# The request:
Write out all records as given; omit images.

════════

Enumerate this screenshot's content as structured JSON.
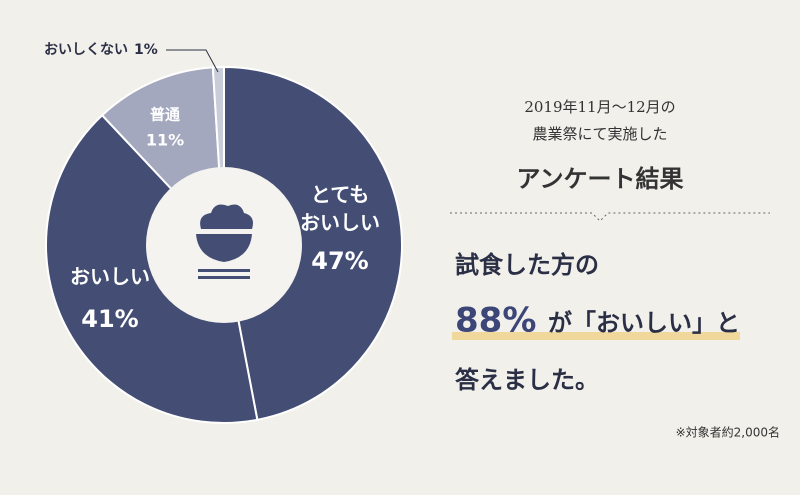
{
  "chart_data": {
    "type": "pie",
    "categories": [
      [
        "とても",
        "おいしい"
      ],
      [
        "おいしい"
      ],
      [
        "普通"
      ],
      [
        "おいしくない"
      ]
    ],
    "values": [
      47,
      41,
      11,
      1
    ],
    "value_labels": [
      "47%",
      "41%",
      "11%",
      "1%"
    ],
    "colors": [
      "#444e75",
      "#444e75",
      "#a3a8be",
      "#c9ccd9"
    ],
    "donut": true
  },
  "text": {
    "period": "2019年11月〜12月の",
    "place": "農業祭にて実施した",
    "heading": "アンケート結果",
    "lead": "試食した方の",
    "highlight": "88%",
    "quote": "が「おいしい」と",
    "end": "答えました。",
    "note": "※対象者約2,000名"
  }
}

════════

# Expected answer:
Enumerate this screenshot's content as structured JSON.
{
  "chart_data": {
    "type": "pie",
    "categories": [
      [
        "とても",
        "おいしい"
      ],
      [
        "おいしい"
      ],
      [
        "普通"
      ],
      [
        "おいしくない"
      ]
    ],
    "values": [
      47,
      41,
      11,
      1
    ],
    "value_labels": [
      "47%",
      "41%",
      "11%",
      "1%"
    ],
    "colors": [
      "#444e75",
      "#444e75",
      "#a3a8be",
      "#c9ccd9"
    ],
    "donut": true
  },
  "text": {
    "period": "2019年11月〜12月の",
    "place": "農業祭にて実施した",
    "heading": "アンケート結果",
    "lead": "試食した方の",
    "highlight": "88%",
    "quote": "が「おいしい」と",
    "end": "答えました。",
    "note": "※対象者約2,000名"
  }
}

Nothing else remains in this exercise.